■ Stated goal ■
Select from the records below every line that has the word "this" in it.

(Stored records)

▽

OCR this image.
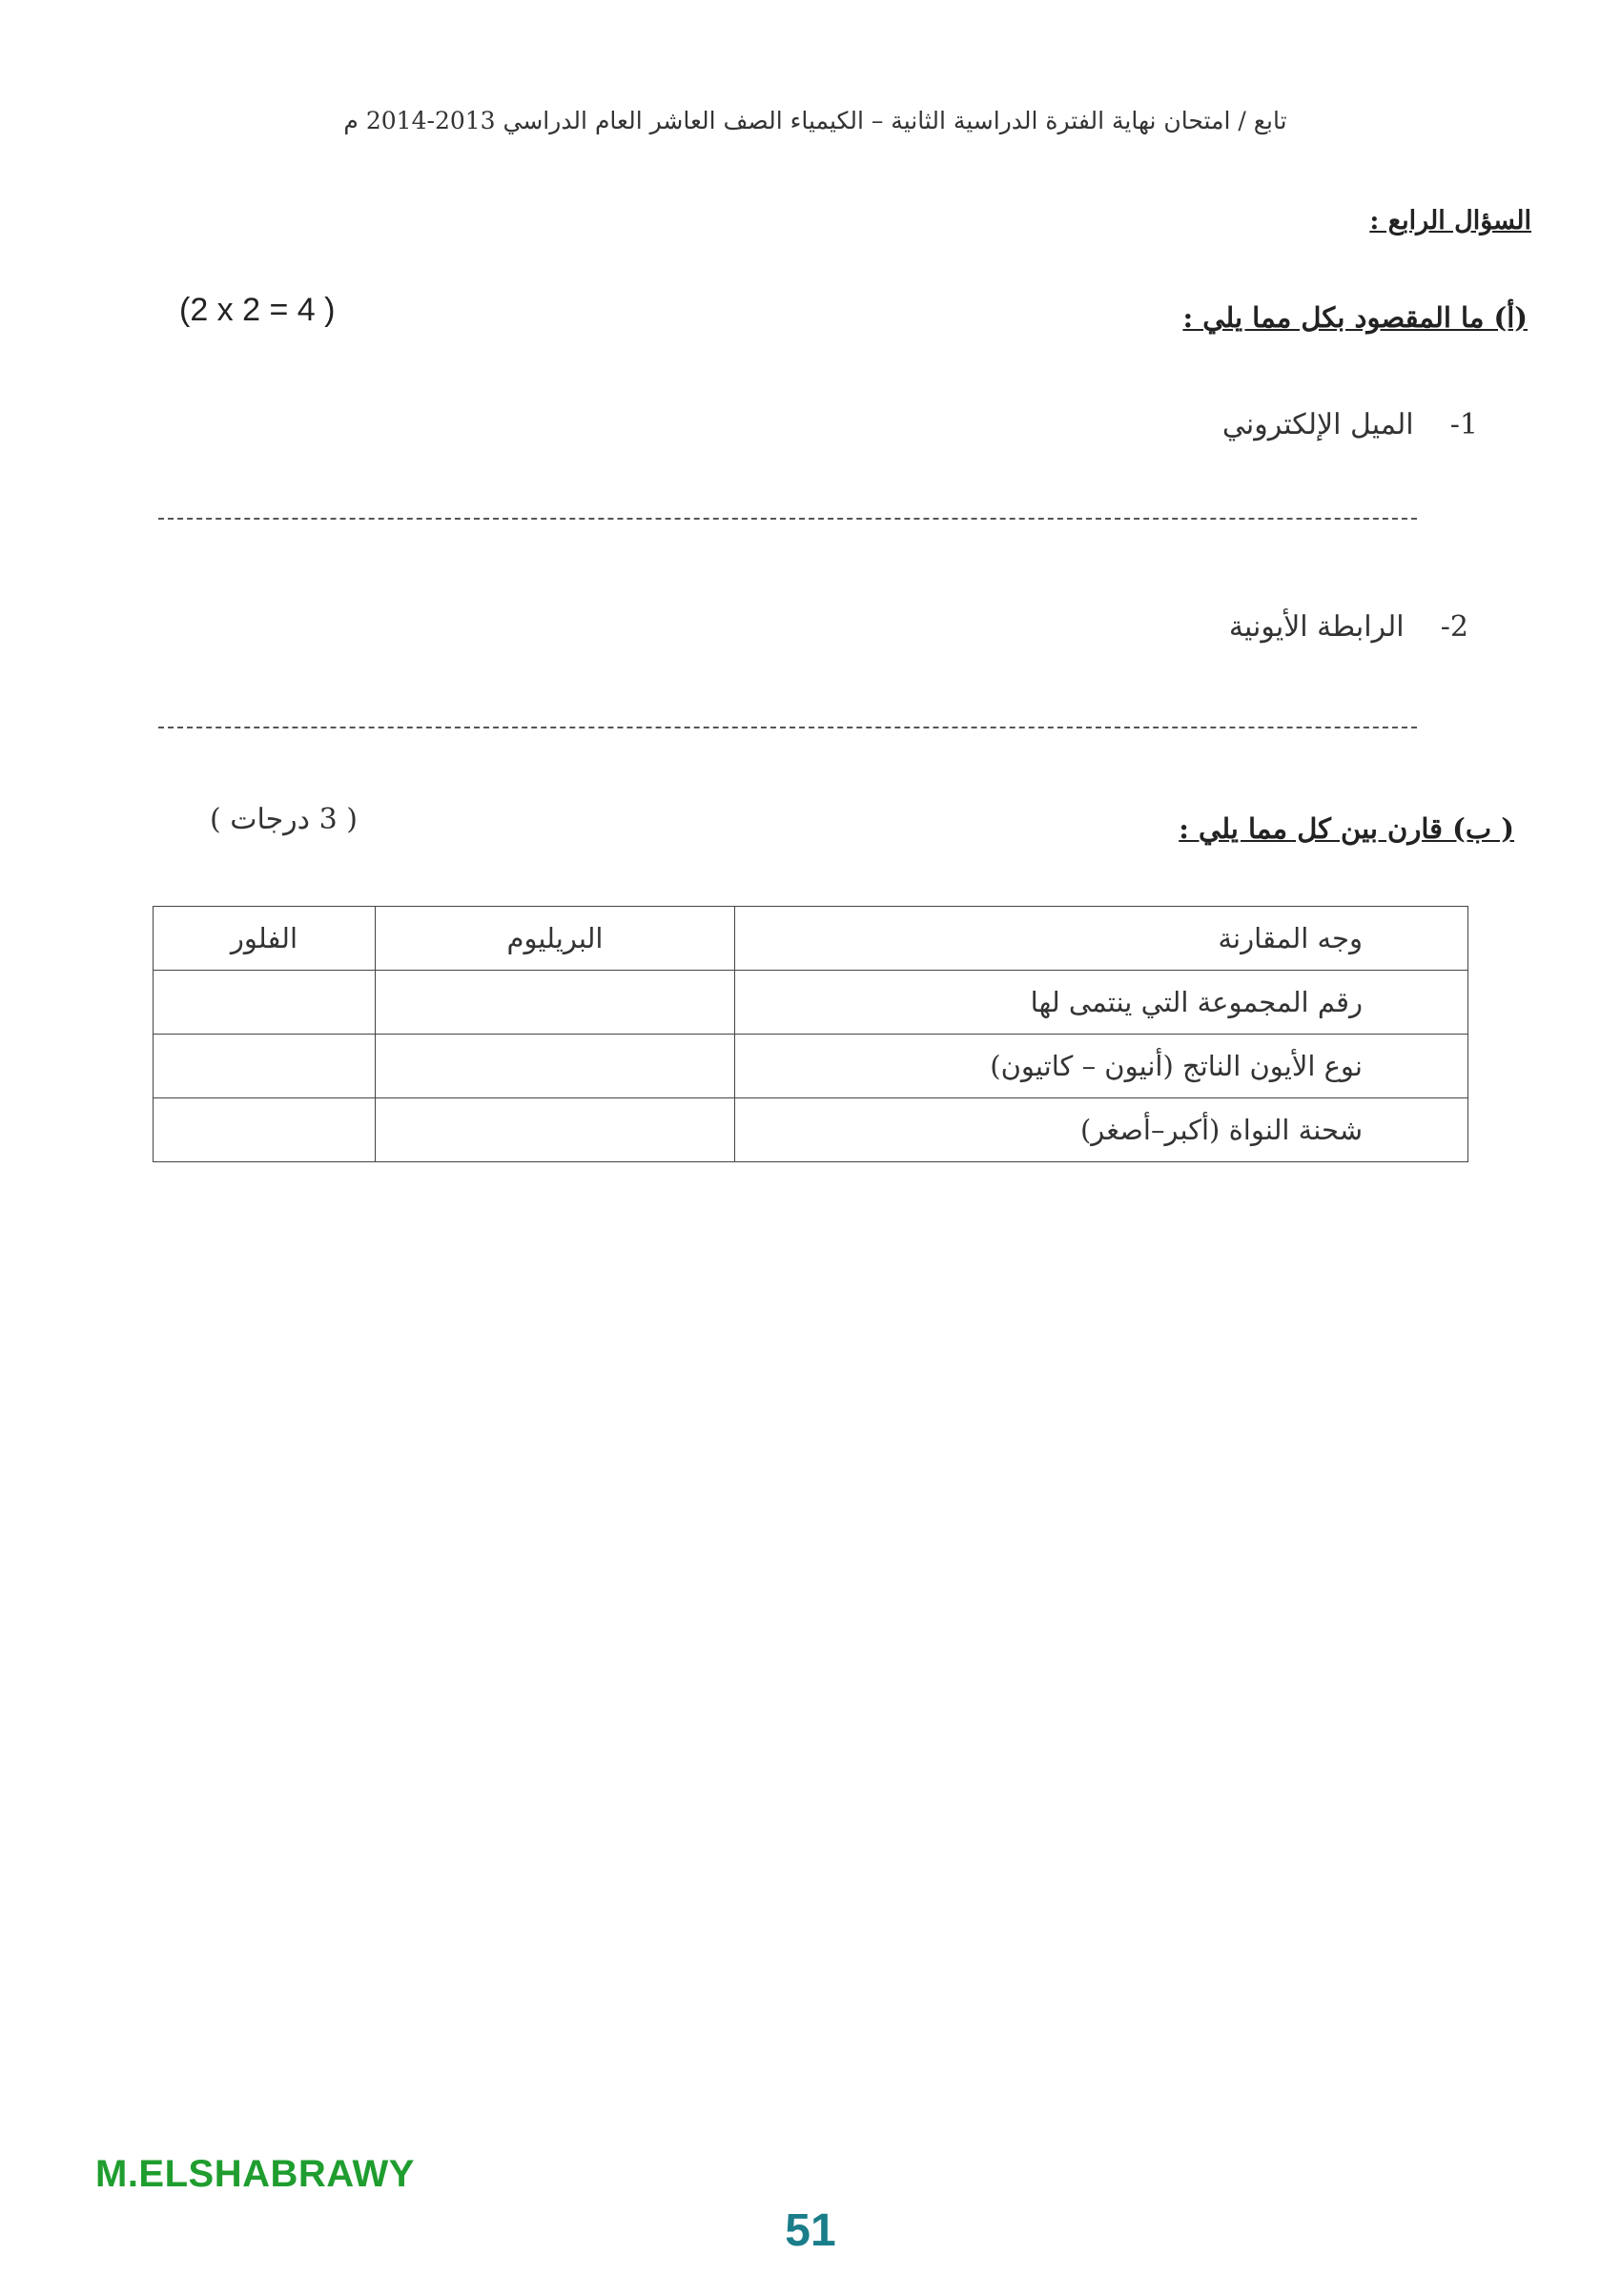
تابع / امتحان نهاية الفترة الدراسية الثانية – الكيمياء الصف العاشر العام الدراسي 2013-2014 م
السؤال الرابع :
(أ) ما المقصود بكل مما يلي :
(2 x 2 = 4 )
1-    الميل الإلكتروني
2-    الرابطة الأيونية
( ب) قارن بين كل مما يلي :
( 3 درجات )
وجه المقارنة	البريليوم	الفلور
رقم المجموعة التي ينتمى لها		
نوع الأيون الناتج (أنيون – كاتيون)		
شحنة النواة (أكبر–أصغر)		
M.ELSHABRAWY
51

△
▽

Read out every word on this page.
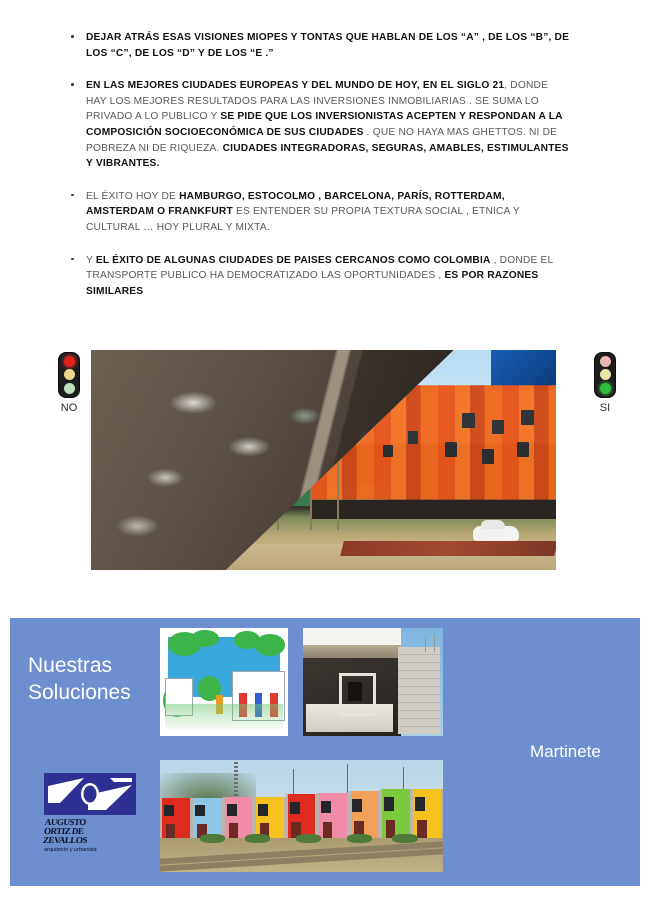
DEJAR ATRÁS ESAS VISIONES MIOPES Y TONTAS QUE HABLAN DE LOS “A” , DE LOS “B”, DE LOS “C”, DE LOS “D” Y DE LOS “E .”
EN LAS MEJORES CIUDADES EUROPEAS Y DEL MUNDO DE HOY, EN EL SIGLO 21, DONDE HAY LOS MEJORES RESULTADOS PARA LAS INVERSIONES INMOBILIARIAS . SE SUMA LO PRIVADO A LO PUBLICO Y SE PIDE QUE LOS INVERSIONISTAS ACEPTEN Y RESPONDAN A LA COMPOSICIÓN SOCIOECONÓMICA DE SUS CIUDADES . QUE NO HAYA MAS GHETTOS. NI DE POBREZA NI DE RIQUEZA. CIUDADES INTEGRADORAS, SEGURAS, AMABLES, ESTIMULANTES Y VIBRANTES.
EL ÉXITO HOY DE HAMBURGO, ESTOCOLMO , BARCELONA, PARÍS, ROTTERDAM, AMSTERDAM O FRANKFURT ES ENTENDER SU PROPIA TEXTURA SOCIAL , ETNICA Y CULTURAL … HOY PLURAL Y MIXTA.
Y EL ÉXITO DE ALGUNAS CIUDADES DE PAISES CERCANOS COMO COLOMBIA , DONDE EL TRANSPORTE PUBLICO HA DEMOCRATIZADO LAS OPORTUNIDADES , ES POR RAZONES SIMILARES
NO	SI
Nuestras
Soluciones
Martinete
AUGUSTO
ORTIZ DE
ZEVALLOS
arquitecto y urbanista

△

■ Completed task ■
OCR this image.
Read out every word on this page.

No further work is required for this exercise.